YOUR TASK: Copy each line of the listing below exactly.

Extracted records:
◆ ◆ ◆ ◆ ◆ ◆ ◆

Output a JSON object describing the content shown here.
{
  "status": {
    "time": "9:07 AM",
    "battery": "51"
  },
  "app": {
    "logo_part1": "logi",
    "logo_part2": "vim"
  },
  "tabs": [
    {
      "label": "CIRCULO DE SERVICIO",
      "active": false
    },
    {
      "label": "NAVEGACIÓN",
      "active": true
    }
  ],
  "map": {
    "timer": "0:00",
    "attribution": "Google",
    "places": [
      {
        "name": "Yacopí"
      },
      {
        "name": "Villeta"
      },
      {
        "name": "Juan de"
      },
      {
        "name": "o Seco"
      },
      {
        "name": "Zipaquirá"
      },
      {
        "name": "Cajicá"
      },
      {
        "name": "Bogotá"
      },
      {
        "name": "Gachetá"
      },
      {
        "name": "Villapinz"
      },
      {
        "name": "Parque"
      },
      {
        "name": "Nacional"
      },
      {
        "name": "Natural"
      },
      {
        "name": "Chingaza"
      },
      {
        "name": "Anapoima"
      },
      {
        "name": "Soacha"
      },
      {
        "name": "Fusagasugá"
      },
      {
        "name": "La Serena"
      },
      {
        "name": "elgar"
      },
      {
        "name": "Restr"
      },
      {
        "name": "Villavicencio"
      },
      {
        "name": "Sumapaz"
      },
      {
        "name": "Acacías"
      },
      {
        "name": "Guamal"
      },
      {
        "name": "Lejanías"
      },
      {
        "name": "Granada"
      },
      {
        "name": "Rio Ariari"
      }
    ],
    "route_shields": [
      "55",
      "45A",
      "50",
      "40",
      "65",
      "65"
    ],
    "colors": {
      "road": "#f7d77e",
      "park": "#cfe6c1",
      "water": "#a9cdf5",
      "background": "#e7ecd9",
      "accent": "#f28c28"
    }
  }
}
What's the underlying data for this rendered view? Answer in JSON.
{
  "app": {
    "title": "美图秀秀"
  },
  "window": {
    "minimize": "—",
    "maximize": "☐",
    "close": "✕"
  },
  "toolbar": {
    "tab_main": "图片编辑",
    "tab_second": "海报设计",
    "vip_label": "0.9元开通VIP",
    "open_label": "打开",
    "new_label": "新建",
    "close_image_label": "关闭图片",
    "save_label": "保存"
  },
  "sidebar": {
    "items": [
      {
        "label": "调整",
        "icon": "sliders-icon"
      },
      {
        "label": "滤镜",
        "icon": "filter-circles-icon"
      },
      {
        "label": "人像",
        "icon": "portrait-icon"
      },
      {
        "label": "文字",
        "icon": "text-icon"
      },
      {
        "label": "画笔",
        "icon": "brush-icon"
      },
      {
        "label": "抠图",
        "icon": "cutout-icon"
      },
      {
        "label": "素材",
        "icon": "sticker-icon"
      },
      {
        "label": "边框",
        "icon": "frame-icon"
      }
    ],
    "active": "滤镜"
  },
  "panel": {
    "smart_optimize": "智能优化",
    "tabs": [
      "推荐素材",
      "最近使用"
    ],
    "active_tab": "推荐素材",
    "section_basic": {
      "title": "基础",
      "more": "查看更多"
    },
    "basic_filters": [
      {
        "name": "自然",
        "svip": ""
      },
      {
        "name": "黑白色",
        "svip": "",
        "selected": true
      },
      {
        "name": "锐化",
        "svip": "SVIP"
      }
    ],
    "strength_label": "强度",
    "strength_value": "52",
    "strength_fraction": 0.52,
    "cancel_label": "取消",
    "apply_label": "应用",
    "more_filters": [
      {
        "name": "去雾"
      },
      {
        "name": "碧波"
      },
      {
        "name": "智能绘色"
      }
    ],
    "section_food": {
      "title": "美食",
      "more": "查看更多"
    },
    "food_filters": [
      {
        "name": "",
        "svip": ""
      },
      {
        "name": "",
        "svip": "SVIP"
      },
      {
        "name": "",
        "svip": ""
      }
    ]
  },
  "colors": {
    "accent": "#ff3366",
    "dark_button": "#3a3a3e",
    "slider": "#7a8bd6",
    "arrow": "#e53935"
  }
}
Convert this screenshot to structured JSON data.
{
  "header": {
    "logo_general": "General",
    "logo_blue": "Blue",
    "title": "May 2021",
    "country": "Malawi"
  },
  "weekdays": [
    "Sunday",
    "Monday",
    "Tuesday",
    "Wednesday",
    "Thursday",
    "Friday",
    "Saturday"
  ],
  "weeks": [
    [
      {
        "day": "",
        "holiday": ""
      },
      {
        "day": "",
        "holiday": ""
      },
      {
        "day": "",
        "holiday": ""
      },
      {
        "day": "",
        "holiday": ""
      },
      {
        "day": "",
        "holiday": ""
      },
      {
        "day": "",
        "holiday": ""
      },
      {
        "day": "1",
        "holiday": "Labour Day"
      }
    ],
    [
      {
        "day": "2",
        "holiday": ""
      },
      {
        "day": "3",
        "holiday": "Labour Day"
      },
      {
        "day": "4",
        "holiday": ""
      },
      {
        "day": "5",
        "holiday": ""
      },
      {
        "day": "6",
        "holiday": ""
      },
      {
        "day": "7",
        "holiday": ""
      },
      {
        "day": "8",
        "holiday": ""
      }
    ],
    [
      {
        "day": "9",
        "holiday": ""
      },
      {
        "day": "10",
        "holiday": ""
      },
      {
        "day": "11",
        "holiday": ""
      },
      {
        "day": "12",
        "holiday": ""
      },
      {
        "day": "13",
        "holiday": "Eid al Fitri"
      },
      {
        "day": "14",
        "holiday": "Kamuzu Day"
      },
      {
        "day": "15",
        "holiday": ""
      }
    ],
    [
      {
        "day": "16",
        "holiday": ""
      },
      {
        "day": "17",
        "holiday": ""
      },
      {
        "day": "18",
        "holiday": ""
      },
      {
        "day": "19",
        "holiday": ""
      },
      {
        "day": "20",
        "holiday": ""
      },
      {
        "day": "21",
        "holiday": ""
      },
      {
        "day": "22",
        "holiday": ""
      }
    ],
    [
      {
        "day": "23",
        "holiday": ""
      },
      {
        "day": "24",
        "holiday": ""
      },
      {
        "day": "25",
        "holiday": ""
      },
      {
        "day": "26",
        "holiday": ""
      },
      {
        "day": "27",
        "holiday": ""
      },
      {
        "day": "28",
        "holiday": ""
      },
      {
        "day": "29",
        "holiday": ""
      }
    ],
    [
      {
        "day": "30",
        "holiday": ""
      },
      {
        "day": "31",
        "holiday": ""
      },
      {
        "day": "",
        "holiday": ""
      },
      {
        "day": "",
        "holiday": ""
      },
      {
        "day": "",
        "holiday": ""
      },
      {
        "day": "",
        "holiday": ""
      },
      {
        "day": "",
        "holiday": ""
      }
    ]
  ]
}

◆ ◆ ◆ ◆ ◆ ◆ ◆

THE REPLY:
Output a JSON object describing the content shown here.
{
  "status": {
    "time": "9:07 AM",
    "battery": "51"
  },
  "app": {
    "logo_part1": "logi",
    "logo_part2": "vim"
  },
  "tabs": [
    {
      "label": "CIRCULO DE SERVICIO",
      "active": false
    },
    {
      "label": "NAVEGACIÓN",
      "active": true
    }
  ],
  "map": {
    "timer": "0:00",
    "attribution": "Google",
    "places": [
      {
        "name": "Yacopí"
      },
      {
        "name": "Villeta"
      },
      {
        "name": "Juan de"
      },
      {
        "name": "o Seco"
      },
      {
        "name": "Zipaquirá"
      },
      {
        "name": "Cajicá"
      },
      {
        "name": "Bogotá"
      },
      {
        "name": "Gachetá"
      },
      {
        "name": "Villapinz"
      },
      {
        "name": "Parque"
      },
      {
        "name": "Nacional"
      },
      {
        "name": "Natural"
      },
      {
        "name": "Chingaza"
      },
      {
        "name": "Anapoima"
      },
      {
        "name": "Soacha"
      },
      {
        "name": "Fusagasugá"
      },
      {
        "name": "La Serena"
      },
      {
        "name": "elgar"
      },
      {
        "name": "Restr"
      },
      {
        "name": "Villavicencio"
      },
      {
        "name": "Sumapaz"
      },
      {
        "name": "Acacías"
      },
      {
        "name": "Guamal"
      },
      {
        "name": "Lejanías"
      },
      {
        "name": "Granada"
      },
      {
        "name": "Rio Ariari"
      }
    ],
    "route_shields": [
      "55",
      "45A",
      "50",
      "40",
      "65",
      "65"
    ],
    "colors": {
      "road": "#f7d77e",
      "park": "#cfe6c1",
      "water": "#a9cdf5",
      "background": "#e7ecd9",
      "accent": "#f28c28"
    }
  }
}
What's the underlying data for this rendered view? Answer in JSON.
{
  "app": {
    "title": "美图秀秀"
  },
  "window": {
    "minimize": "—",
    "maximize": "☐",
    "close": "✕"
  },
  "toolbar": {
    "tab_main": "图片编辑",
    "tab_second": "海报设计",
    "vip_label": "0.9元开通VIP",
    "open_label": "打开",
    "new_label": "新建",
    "close_image_label": "关闭图片",
    "save_label": "保存"
  },
  "sidebar": {
    "items": [
      {
        "label": "调整",
        "icon": "sliders-icon"
      },
      {
        "label": "滤镜",
        "icon": "filter-circles-icon"
      },
      {
        "label": "人像",
        "icon": "portrait-icon"
      },
      {
        "label": "文字",
        "icon": "text-icon"
      },
      {
        "label": "画笔",
        "icon": "brush-icon"
      },
      {
        "label": "抠图",
        "icon": "cutout-icon"
      },
      {
        "label": "素材",
        "icon": "sticker-icon"
      },
      {
        "label": "边框",
        "icon": "frame-icon"
      }
    ],
    "active": "滤镜"
  },
  "panel": {
    "smart_optimize": "智能优化",
    "tabs": [
      "推荐素材",
      "最近使用"
    ],
    "active_tab": "推荐素材",
    "section_basic": {
      "title": "基础",
      "more": "查看更多"
    },
    "basic_filters": [
      {
        "name": "自然",
        "svip": ""
      },
      {
        "name": "黑白色",
        "svip": "",
        "selected": true
      },
      {
        "name": "锐化",
        "svip": "SVIP"
      }
    ],
    "strength_label": "强度",
    "strength_value": "52",
    "strength_fraction": 0.52,
    "cancel_label": "取消",
    "apply_label": "应用",
    "more_filters": [
      {
        "name": "去雾"
      },
      {
        "name": "碧波"
      },
      {
        "name": "智能绘色"
      }
    ],
    "section_food": {
      "title": "美食",
      "more": "查看更多"
    },
    "food_filters": [
      {
        "name": "",
        "svip": ""
      },
      {
        "name": "",
        "svip": "SVIP"
      },
      {
        "name": "",
        "svip": ""
      }
    ]
  },
  "colors": {
    "accent": "#ff3366",
    "dark_button": "#3a3a3e",
    "slider": "#7a8bd6",
    "arrow": "#e53935"
  }
}
Convert this screenshot to structured JSON data.
{
  "header": {
    "logo_general": "General",
    "logo_blue": "Blue",
    "title": "May 2021",
    "country": "Malawi"
  },
  "weekdays": [
    "Sunday",
    "Monday",
    "Tuesday",
    "Wednesday",
    "Thursday",
    "Friday",
    "Saturday"
  ],
  "weeks": [
    [
      {
        "day": "",
        "holiday": ""
      },
      {
        "day": "",
        "holiday": ""
      },
      {
        "day": "",
        "holiday": ""
      },
      {
        "day": "",
        "holiday": ""
      },
      {
        "day": "",
        "holiday": ""
      },
      {
        "day": "",
        "holiday": ""
      },
      {
        "day": "1",
        "holiday": "Labour Day"
      }
    ],
    [
      {
        "day": "2",
        "holiday": ""
      },
      {
        "day": "3",
        "holiday": "Labour Day"
      },
      {
        "day": "4",
        "holiday": ""
      },
      {
        "day": "5",
        "holiday": ""
      },
      {
        "day": "6",
        "holiday": ""
      },
      {
        "day": "7",
        "holiday": ""
      },
      {
        "day": "8",
        "holiday": ""
      }
    ],
    [
      {
        "day": "9",
        "holiday": ""
      },
      {
        "day": "10",
        "holiday": ""
      },
      {
        "day": "11",
        "holiday": ""
      },
      {
        "day": "12",
        "holiday": ""
      },
      {
        "day": "13",
        "holiday": "Eid al Fitri"
      },
      {
        "day": "14",
        "holiday": "Kamuzu Day"
      },
      {
        "day": "15",
        "holiday": ""
      }
    ],
    [
      {
        "day": "16",
        "holiday": ""
      },
      {
        "day": "17",
        "holiday": ""
      },
      {
        "day": "18",
        "holiday": ""
      },
      {
        "day": "19",
        "holiday": ""
      },
      {
        "day": "20",
        "holiday": ""
      },
      {
        "day": "21",
        "holiday": ""
      },
      {
        "day": "22",
        "holiday": ""
      }
    ],
    [
      {
        "day": "23",
        "holiday": ""
      },
      {
        "day": "24",
        "holiday": ""
      },
      {
        "day": "25",
        "holiday": ""
      },
      {
        "day": "26",
        "holiday": ""
      },
      {
        "day": "27",
        "holiday": ""
      },
      {
        "day": "28",
        "holiday": ""
      },
      {
        "day": "29",
        "holiday": ""
      }
    ],
    [
      {
        "day": "30",
        "holiday": ""
      },
      {
        "day": "31",
        "holiday": ""
      },
      {
        "day": "",
        "holiday": ""
      },
      {
        "day": "",
        "holiday": ""
      },
      {
        "day": "",
        "holiday": ""
      },
      {
        "day": "",
        "holiday": ""
      },
      {
        "day": "",
        "holiday": ""
      }
    ]
  ]
}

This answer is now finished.